__Your instructions__. Without the images, output each record below as it stands.

◇ ◇ ◇ ◇ ◇ ◇ ◇

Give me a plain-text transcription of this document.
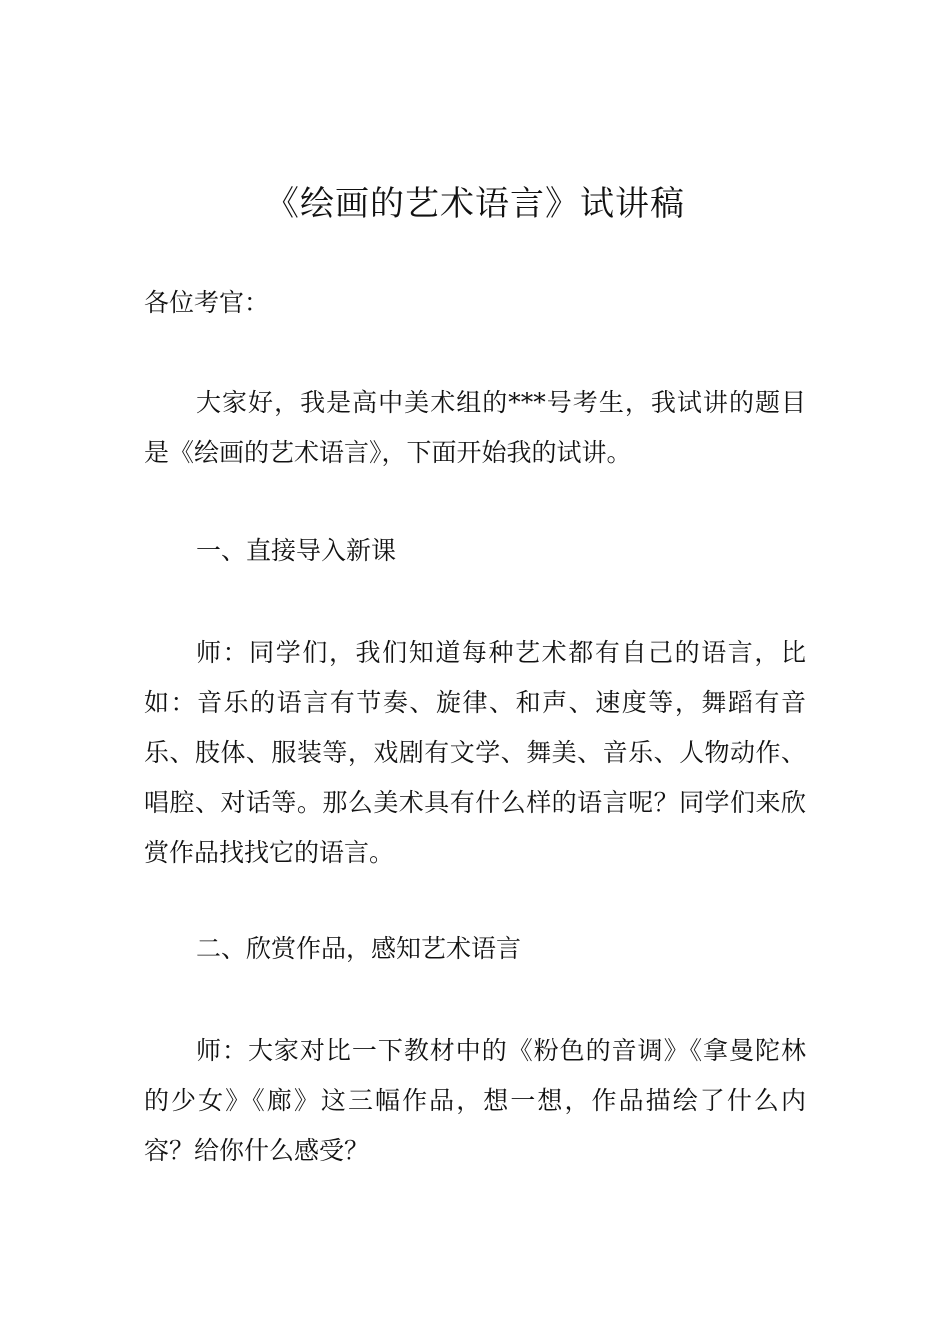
《绘画的艺术语言》试讲稿

各位考官：

大家好，我是高中美术组的***号考生，我试讲的题目是《绘画的艺术语言》，下面开始我的试讲。

一、直接导入新课

师：同学们，我们知道每种艺术都有自己的语言，比如：音乐的语言有节奏、旋律、和声、速度等，舞蹈有音乐、肢体、服装等，戏剧有文学、舞美、音乐、人物动作、唱腔、对话等。那么美术具有什么样的语言呢？同学们来欣赏作品找找它的语言。

二、欣赏作品，感知艺术语言

师：大家对比一下教材中的《粉色的音调》《拿曼陀林的少女》《廊》这三幅作品，想一想，作品描绘了什么内容？给你什么感受？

◇ ◇ ◇ ◇ ◇ ◇ ◇

__Worked answer__.
Give me a plain-text transcription of this document.
《绘画的艺术语言》试讲稿

各位考官：

大家好，我是高中美术组的***号考生，我试讲的题目是《绘画的艺术语言》，下面开始我的试讲。

一、直接导入新课

师：同学们，我们知道每种艺术都有自己的语言，比如：音乐的语言有节奏、旋律、和声、速度等，舞蹈有音乐、肢体、服装等，戏剧有文学、舞美、音乐、人物动作、唱腔、对话等。那么美术具有什么样的语言呢？同学们来欣赏作品找找它的语言。

二、欣赏作品，感知艺术语言

师：大家对比一下教材中的《粉色的音调》《拿曼陀林的少女》《廊》这三幅作品，想一想，作品描绘了什么内容？给你什么感受？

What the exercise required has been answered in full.